-- begin --

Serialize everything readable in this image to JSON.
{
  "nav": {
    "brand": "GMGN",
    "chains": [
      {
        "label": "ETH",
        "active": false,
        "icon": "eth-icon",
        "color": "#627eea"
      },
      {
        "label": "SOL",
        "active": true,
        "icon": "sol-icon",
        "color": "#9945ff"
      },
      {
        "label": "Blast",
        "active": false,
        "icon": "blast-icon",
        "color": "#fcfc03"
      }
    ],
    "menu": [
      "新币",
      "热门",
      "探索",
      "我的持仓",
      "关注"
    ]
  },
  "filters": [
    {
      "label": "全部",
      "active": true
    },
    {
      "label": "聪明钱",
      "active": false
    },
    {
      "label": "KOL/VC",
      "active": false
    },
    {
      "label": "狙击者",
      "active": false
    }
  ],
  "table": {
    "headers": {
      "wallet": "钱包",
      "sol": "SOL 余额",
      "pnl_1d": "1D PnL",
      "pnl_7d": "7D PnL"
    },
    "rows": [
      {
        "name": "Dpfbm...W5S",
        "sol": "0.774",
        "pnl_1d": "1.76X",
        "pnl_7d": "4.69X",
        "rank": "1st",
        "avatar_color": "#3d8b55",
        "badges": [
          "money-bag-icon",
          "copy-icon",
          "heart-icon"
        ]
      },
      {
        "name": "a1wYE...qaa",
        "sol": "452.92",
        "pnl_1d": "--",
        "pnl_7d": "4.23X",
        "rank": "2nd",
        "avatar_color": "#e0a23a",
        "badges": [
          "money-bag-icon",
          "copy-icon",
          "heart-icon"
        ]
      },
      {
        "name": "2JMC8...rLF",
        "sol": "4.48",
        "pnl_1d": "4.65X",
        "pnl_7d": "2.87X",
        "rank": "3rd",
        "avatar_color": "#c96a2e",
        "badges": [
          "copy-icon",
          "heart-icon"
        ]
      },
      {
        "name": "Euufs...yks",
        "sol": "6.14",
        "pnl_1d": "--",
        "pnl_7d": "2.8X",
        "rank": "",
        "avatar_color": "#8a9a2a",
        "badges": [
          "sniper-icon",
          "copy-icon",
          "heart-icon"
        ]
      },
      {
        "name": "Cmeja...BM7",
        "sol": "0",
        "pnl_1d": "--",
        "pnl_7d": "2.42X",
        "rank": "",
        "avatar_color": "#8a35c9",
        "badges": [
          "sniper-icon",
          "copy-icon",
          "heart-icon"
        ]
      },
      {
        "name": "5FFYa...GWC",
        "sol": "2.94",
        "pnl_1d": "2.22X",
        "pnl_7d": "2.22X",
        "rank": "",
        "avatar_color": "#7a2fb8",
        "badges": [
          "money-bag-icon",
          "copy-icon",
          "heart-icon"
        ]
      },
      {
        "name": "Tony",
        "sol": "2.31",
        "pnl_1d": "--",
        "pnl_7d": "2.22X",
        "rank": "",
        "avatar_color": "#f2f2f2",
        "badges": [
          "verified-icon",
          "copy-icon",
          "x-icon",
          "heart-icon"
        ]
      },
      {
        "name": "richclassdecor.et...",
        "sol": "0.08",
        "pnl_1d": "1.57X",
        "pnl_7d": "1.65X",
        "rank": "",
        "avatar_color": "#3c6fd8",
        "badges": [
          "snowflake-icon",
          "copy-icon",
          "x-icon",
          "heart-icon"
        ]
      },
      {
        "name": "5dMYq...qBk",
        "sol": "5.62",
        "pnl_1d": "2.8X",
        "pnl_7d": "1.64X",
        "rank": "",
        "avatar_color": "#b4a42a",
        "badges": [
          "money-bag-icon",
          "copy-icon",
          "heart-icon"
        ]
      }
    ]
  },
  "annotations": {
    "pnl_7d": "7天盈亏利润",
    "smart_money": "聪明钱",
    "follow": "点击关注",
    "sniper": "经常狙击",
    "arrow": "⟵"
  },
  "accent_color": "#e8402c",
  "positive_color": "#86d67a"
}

-- end --

## WHAT TO WORK ON
Extract the data in full. Keep it word for word.

## FINISHED EXERCISE
Serialize everything readable in this image to JSON.
{
  "nav": {
    "brand": "GMGN",
    "chains": [
      {
        "label": "ETH",
        "active": false,
        "icon": "eth-icon",
        "color": "#627eea"
      },
      {
        "label": "SOL",
        "active": true,
        "icon": "sol-icon",
        "color": "#9945ff"
      },
      {
        "label": "Blast",
        "active": false,
        "icon": "blast-icon",
        "color": "#fcfc03"
      }
    ],
    "menu": [
      "新币",
      "热门",
      "探索",
      "我的持仓",
      "关注"
    ]
  },
  "filters": [
    {
      "label": "全部",
      "active": true
    },
    {
      "label": "聪明钱",
      "active": false
    },
    {
      "label": "KOL/VC",
      "active": false
    },
    {
      "label": "狙击者",
      "active": false
    }
  ],
  "table": {
    "headers": {
      "wallet": "钱包",
      "sol": "SOL 余额",
      "pnl_1d": "1D PnL",
      "pnl_7d": "7D PnL"
    },
    "rows": [
      {
        "name": "Dpfbm...W5S",
        "sol": "0.774",
        "pnl_1d": "1.76X",
        "pnl_7d": "4.69X",
        "rank": "1st",
        "avatar_color": "#3d8b55",
        "badges": [
          "money-bag-icon",
          "copy-icon",
          "heart-icon"
        ]
      },
      {
        "name": "a1wYE...qaa",
        "sol": "452.92",
        "pnl_1d": "--",
        "pnl_7d": "4.23X",
        "rank": "2nd",
        "avatar_color": "#e0a23a",
        "badges": [
          "money-bag-icon",
          "copy-icon",
          "heart-icon"
        ]
      },
      {
        "name": "2JMC8...rLF",
        "sol": "4.48",
        "pnl_1d": "4.65X",
        "pnl_7d": "2.87X",
        "rank": "3rd",
        "avatar_color": "#c96a2e",
        "badges": [
          "copy-icon",
          "heart-icon"
        ]
      },
      {
        "name": "Euufs...yks",
        "sol": "6.14",
        "pnl_1d": "--",
        "pnl_7d": "2.8X",
        "rank": "",
        "avatar_color": "#8a9a2a",
        "badges": [
          "sniper-icon",
          "copy-icon",
          "heart-icon"
        ]
      },
      {
        "name": "Cmeja...BM7",
        "sol": "0",
        "pnl_1d": "--",
        "pnl_7d": "2.42X",
        "rank": "",
        "avatar_color": "#8a35c9",
        "badges": [
          "sniper-icon",
          "copy-icon",
          "heart-icon"
        ]
      },
      {
        "name": "5FFYa...GWC",
        "sol": "2.94",
        "pnl_1d": "2.22X",
        "pnl_7d": "2.22X",
        "rank": "",
        "avatar_color": "#7a2fb8",
        "badges": [
          "money-bag-icon",
          "copy-icon",
          "heart-icon"
        ]
      },
      {
        "name": "Tony",
        "sol": "2.31",
        "pnl_1d": "--",
        "pnl_7d": "2.22X",
        "rank": "",
        "avatar_color": "#f2f2f2",
        "badges": [
          "verified-icon",
          "copy-icon",
          "x-icon",
          "heart-icon"
        ]
      },
      {
        "name": "richclassdecor.et...",
        "sol": "0.08",
        "pnl_1d": "1.57X",
        "pnl_7d": "1.65X",
        "rank": "",
        "avatar_color": "#3c6fd8",
        "badges": [
          "snowflake-icon",
          "copy-icon",
          "x-icon",
          "heart-icon"
        ]
      },
      {
        "name": "5dMYq...qBk",
        "sol": "5.62",
        "pnl_1d": "2.8X",
        "pnl_7d": "1.64X",
        "rank": "",
        "avatar_color": "#b4a42a",
        "badges": [
          "money-bag-icon",
          "copy-icon",
          "heart-icon"
        ]
      }
    ]
  },
  "annotations": {
    "pnl_7d": "7天盈亏利润",
    "smart_money": "聪明钱",
    "follow": "点击关注",
    "sniper": "经常狙击",
    "arrow": "⟵"
  },
  "accent_color": "#e8402c",
  "positive_color": "#86d67a"
}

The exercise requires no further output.